Start of Supplied records

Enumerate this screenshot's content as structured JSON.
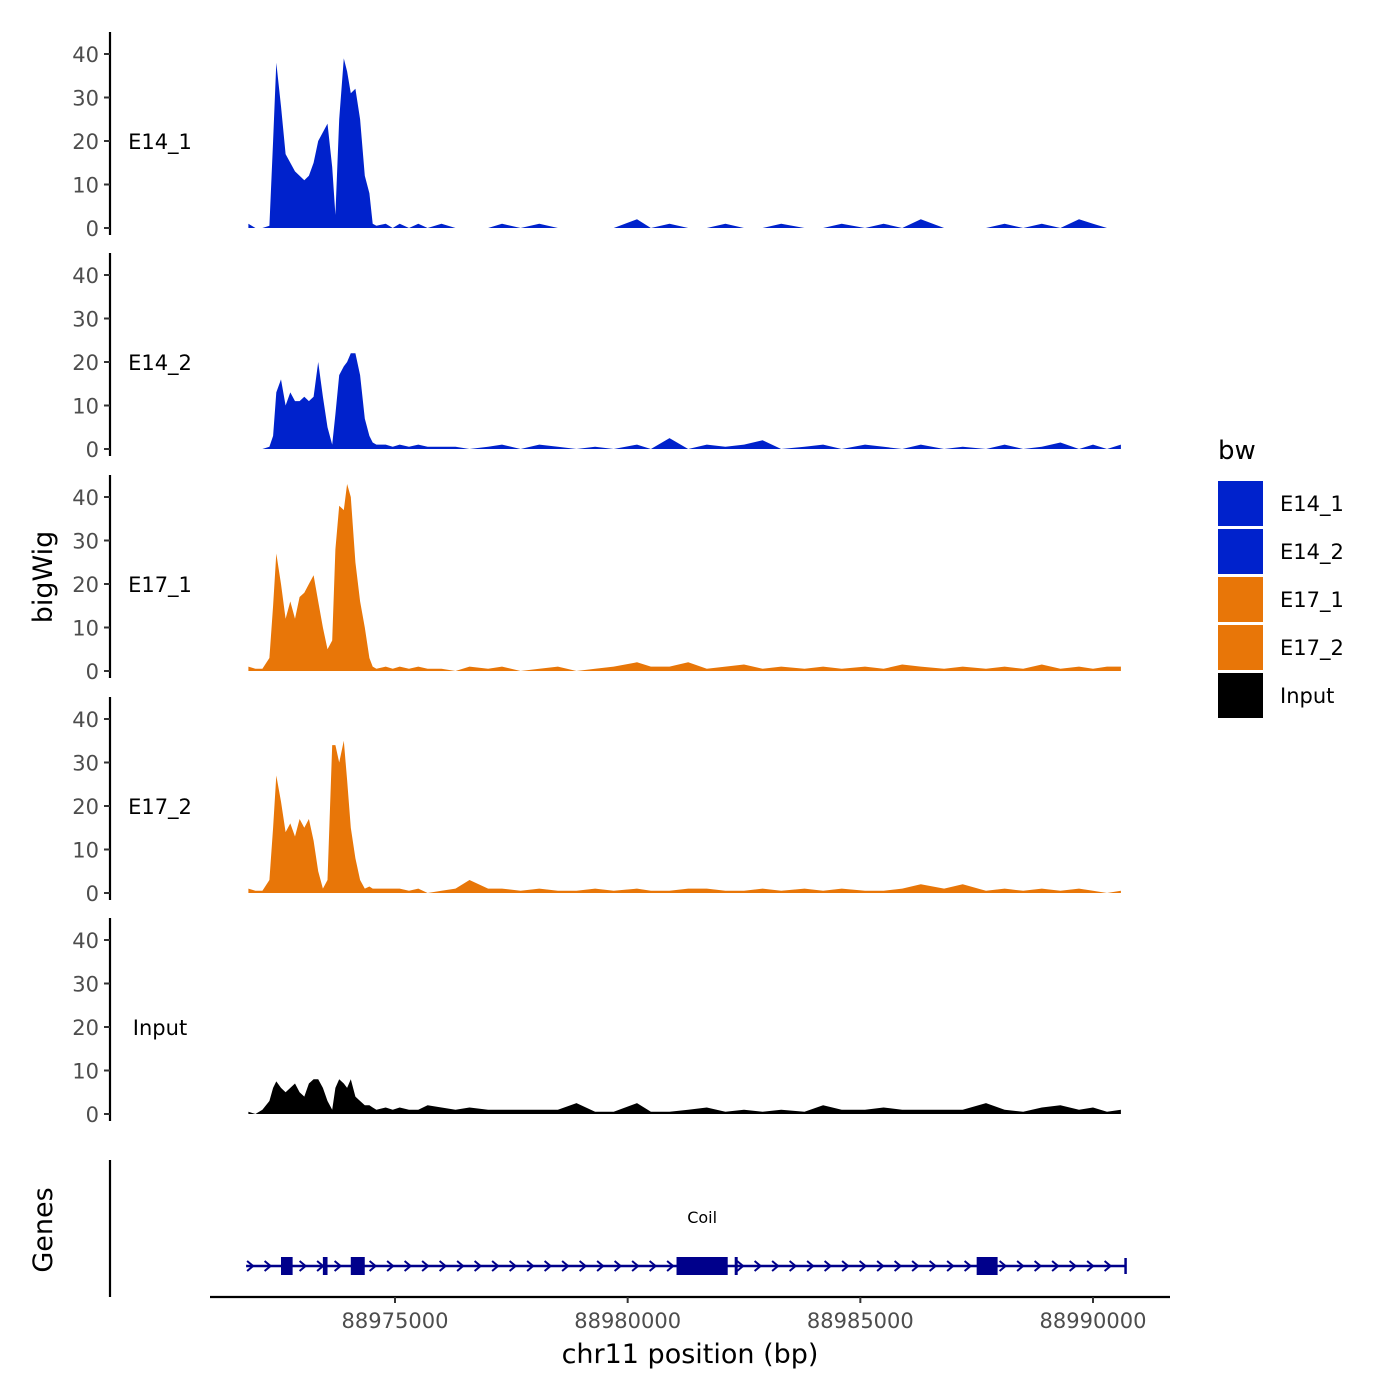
{
  "chart_data": {
    "type": "area",
    "title": "",
    "xlabel": "chr11 position (bp)",
    "ylabel": "bigWig",
    "genes_label": "Genes",
    "xlim": [
      88971600,
      88991300
    ],
    "ylim": [
      0,
      45
    ],
    "x_ticks": [
      88975000,
      88980000,
      88985000,
      88990000
    ],
    "x_tick_labels": [
      "88975000",
      "88980000",
      "88985000",
      "88990000"
    ],
    "y_ticks": [
      0,
      10,
      20,
      30,
      40
    ],
    "y_tick_labels": [
      "0",
      "10",
      "20",
      "30",
      "40"
    ],
    "legend": {
      "title": "bw",
      "position": "right",
      "entries": [
        {
          "label": "E14_1",
          "color": "#0022CC"
        },
        {
          "label": "E14_2",
          "color": "#0022CC"
        },
        {
          "label": "E17_1",
          "color": "#E87608"
        },
        {
          "label": "E17_2",
          "color": "#E87608"
        },
        {
          "label": "Input",
          "color": "#000000"
        }
      ]
    },
    "series": [
      {
        "name": "E14_1",
        "color": "#0022CC",
        "x": [
          88971850,
          88972000,
          88972150,
          88972300,
          88972380,
          88972450,
          88972550,
          88972650,
          88972750,
          88972850,
          88972950,
          88973050,
          88973150,
          88973250,
          88973350,
          88973450,
          88973550,
          88973650,
          88973720,
          88973800,
          88973900,
          88973970,
          88974050,
          88974150,
          88974250,
          88974350,
          88974450,
          88974520,
          88974600,
          88974800,
          88974950,
          88975100,
          88975300,
          88975500,
          88975700,
          88976000,
          88976300,
          88976600,
          88977000,
          88977300,
          88977700,
          88978100,
          88978500,
          88978900,
          88979300,
          88979700,
          88980200,
          88980500,
          88980900,
          88981300,
          88981700,
          88982100,
          88982500,
          88982900,
          88983300,
          88983800,
          88984200,
          88984600,
          88985100,
          88985500,
          88985900,
          88986300,
          88986800,
          88987200,
          88987700,
          88988100,
          88988500,
          88988900,
          88989300,
          88989700,
          88990000,
          88990300,
          88990600
        ],
        "values": [
          1,
          0,
          0,
          0.5,
          20,
          38,
          28,
          17,
          15,
          13,
          12,
          11,
          12,
          15,
          20,
          22,
          24,
          14,
          3,
          25,
          39,
          36,
          31,
          32,
          25,
          12,
          8,
          1,
          0.5,
          1,
          0,
          1,
          0,
          1,
          0,
          1,
          0,
          0,
          0,
          1,
          0,
          1,
          0,
          0,
          0,
          0,
          2,
          0,
          1,
          0,
          0,
          1,
          0,
          0,
          1,
          0,
          0,
          1,
          0,
          1,
          0,
          2,
          0,
          0,
          0,
          1,
          0,
          1,
          0,
          2,
          1,
          0,
          0
        ]
      },
      {
        "name": "E14_2",
        "color": "#0022CC",
        "x": [
          88971850,
          88972000,
          88972150,
          88972300,
          88972380,
          88972450,
          88972550,
          88972650,
          88972750,
          88972850,
          88972950,
          88973050,
          88973150,
          88973250,
          88973350,
          88973450,
          88973550,
          88973650,
          88973720,
          88973800,
          88973900,
          88973970,
          88974050,
          88974150,
          88974250,
          88974350,
          88974450,
          88974520,
          88974600,
          88974800,
          88974950,
          88975100,
          88975300,
          88975500,
          88975700,
          88976000,
          88976300,
          88976600,
          88977000,
          88977300,
          88977700,
          88978100,
          88978500,
          88978900,
          88979300,
          88979700,
          88980200,
          88980500,
          88980900,
          88981300,
          88981700,
          88982100,
          88982500,
          88982900,
          88983300,
          88983800,
          88984200,
          88984600,
          88985100,
          88985500,
          88985900,
          88986300,
          88986800,
          88987200,
          88987700,
          88988100,
          88988500,
          88988900,
          88989300,
          88989700,
          88990000,
          88990300,
          88990600
        ],
        "values": [
          0,
          0,
          0,
          0.5,
          3,
          13,
          16,
          10,
          13,
          11,
          11,
          12,
          11,
          12,
          20,
          12,
          5,
          1,
          8,
          17,
          19,
          20,
          22,
          22,
          17,
          7,
          3,
          1.5,
          1,
          1,
          0.5,
          1,
          0.5,
          1,
          0.5,
          0.5,
          0.5,
          0,
          0.5,
          1,
          0,
          1,
          0.5,
          0,
          0.5,
          0,
          1,
          0,
          2.5,
          0,
          1,
          0.5,
          1,
          2,
          0,
          0.5,
          1,
          0,
          1,
          0.5,
          0,
          1,
          0,
          0.5,
          0,
          1,
          0,
          0.5,
          1.5,
          0,
          1,
          0,
          1
        ]
      },
      {
        "name": "E17_1",
        "color": "#E87608",
        "x": [
          88971850,
          88972000,
          88972150,
          88972300,
          88972380,
          88972450,
          88972550,
          88972650,
          88972750,
          88972850,
          88972950,
          88973050,
          88973150,
          88973250,
          88973350,
          88973450,
          88973550,
          88973650,
          88973720,
          88973800,
          88973900,
          88973970,
          88974050,
          88974150,
          88974250,
          88974350,
          88974450,
          88974520,
          88974600,
          88974800,
          88974950,
          88975100,
          88975300,
          88975500,
          88975700,
          88976000,
          88976300,
          88976600,
          88977000,
          88977300,
          88977700,
          88978100,
          88978500,
          88978900,
          88979300,
          88979700,
          88980200,
          88980500,
          88980900,
          88981300,
          88981700,
          88982100,
          88982500,
          88982900,
          88983300,
          88983800,
          88984200,
          88984600,
          88985100,
          88985500,
          88985900,
          88986300,
          88986800,
          88987200,
          88987700,
          88988100,
          88988500,
          88988900,
          88989300,
          88989700,
          88990000,
          88990300,
          88990600
        ],
        "values": [
          1,
          0.5,
          0.5,
          3,
          15,
          27,
          20,
          12,
          16,
          12,
          17,
          18,
          20,
          22,
          16,
          10,
          5,
          7,
          28,
          38,
          37,
          43,
          40,
          25,
          16,
          10,
          3,
          1,
          0.5,
          1,
          0.5,
          1,
          0.5,
          1,
          0.5,
          0.5,
          0,
          1,
          0.5,
          1,
          0,
          0.5,
          1,
          0,
          0.5,
          1,
          2,
          1,
          1,
          2,
          0.5,
          1,
          1.5,
          0.5,
          1,
          0.5,
          1,
          0.5,
          1,
          0.5,
          1.5,
          1,
          0.5,
          1,
          0.5,
          1,
          0.5,
          1.5,
          0.5,
          1,
          0.5,
          1,
          1
        ]
      },
      {
        "name": "E17_2",
        "color": "#E87608",
        "x": [
          88971850,
          88972000,
          88972150,
          88972300,
          88972380,
          88972450,
          88972550,
          88972650,
          88972750,
          88972850,
          88972950,
          88973050,
          88973150,
          88973250,
          88973350,
          88973450,
          88973550,
          88973650,
          88973720,
          88973800,
          88973900,
          88973970,
          88974050,
          88974150,
          88974250,
          88974350,
          88974450,
          88974520,
          88974600,
          88974800,
          88974950,
          88975100,
          88975300,
          88975500,
          88975700,
          88976000,
          88976300,
          88976600,
          88977000,
          88977300,
          88977700,
          88978100,
          88978500,
          88978900,
          88979300,
          88979700,
          88980200,
          88980500,
          88980900,
          88981300,
          88981700,
          88982100,
          88982500,
          88982900,
          88983300,
          88983800,
          88984200,
          88984600,
          88985100,
          88985500,
          88985900,
          88986300,
          88986800,
          88987200,
          88987700,
          88988100,
          88988500,
          88988900,
          88989300,
          88989700,
          88990000,
          88990300,
          88990600
        ],
        "values": [
          1,
          0.5,
          0.5,
          3,
          15,
          27,
          21,
          14,
          16,
          13,
          17,
          15,
          17,
          12,
          5,
          1,
          3,
          34,
          34,
          30,
          35,
          26,
          15,
          8,
          3,
          1,
          1.5,
          1,
          1,
          1,
          1,
          1,
          0.5,
          1,
          0,
          0.5,
          1,
          3,
          1,
          1,
          0.5,
          1,
          0.5,
          0.5,
          1,
          0.5,
          1,
          0.5,
          0.5,
          1,
          1,
          0.5,
          0.5,
          1,
          0.5,
          1,
          0.5,
          1,
          0.5,
          0.5,
          1,
          2,
          1,
          2,
          0.5,
          1,
          0.5,
          1,
          0.5,
          1,
          0.5,
          0,
          0.5
        ]
      },
      {
        "name": "Input",
        "color": "#000000",
        "x": [
          88971850,
          88972000,
          88972150,
          88972300,
          88972380,
          88972450,
          88972550,
          88972650,
          88972750,
          88972850,
          88972950,
          88973050,
          88973150,
          88973250,
          88973350,
          88973450,
          88973550,
          88973650,
          88973720,
          88973800,
          88973900,
          88973970,
          88974050,
          88974150,
          88974250,
          88974350,
          88974450,
          88974520,
          88974600,
          88974800,
          88974950,
          88975100,
          88975300,
          88975500,
          88975700,
          88976000,
          88976300,
          88976600,
          88977000,
          88977300,
          88977700,
          88978100,
          88978500,
          88978900,
          88979300,
          88979700,
          88980200,
          88980500,
          88980900,
          88981300,
          88981700,
          88982100,
          88982500,
          88982900,
          88983300,
          88983800,
          88984200,
          88984600,
          88985100,
          88985500,
          88985900,
          88986300,
          88986800,
          88987200,
          88987700,
          88988100,
          88988500,
          88988900,
          88989300,
          88989700,
          88990000,
          88990300,
          88990600
        ],
        "values": [
          0.5,
          0,
          1,
          3,
          6,
          7.5,
          6,
          5,
          6,
          7,
          5,
          4,
          7,
          8,
          8,
          6,
          3,
          1,
          6,
          8,
          7,
          6,
          8,
          4,
          3,
          2,
          2,
          1.5,
          1,
          1.5,
          1,
          1.5,
          1,
          1,
          2,
          1.5,
          1,
          1.5,
          1,
          1,
          1,
          1,
          1,
          2.5,
          0.5,
          0.5,
          2.5,
          0.5,
          0.5,
          1,
          1.5,
          0.5,
          1,
          0.5,
          1,
          0.5,
          2,
          1,
          1,
          1.5,
          1,
          1,
          1,
          1,
          2.5,
          1,
          0.5,
          1.5,
          2,
          1,
          1.5,
          0.5,
          1
        ]
      }
    ],
    "genes": [
      {
        "name": "Coil",
        "strand": "+",
        "start": 88971800,
        "end": 88990700,
        "exons": [
          [
            88972550,
            88972800
          ],
          [
            88973450,
            88973550
          ],
          [
            88974050,
            88974350
          ],
          [
            88981050,
            88982150
          ],
          [
            88982300,
            88982350
          ],
          [
            88987500,
            88987950
          ]
        ]
      }
    ]
  }
}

End of Supplied records

== Task item ==
Lines that contain the string "name" should be copied from the material above.

== Expected output ==
        "name": "E14_1",
        "name": "E14_2",
        "name": "E17_1",
        "name": "E17_2",
        "name": "Input",
        "name": "Coil",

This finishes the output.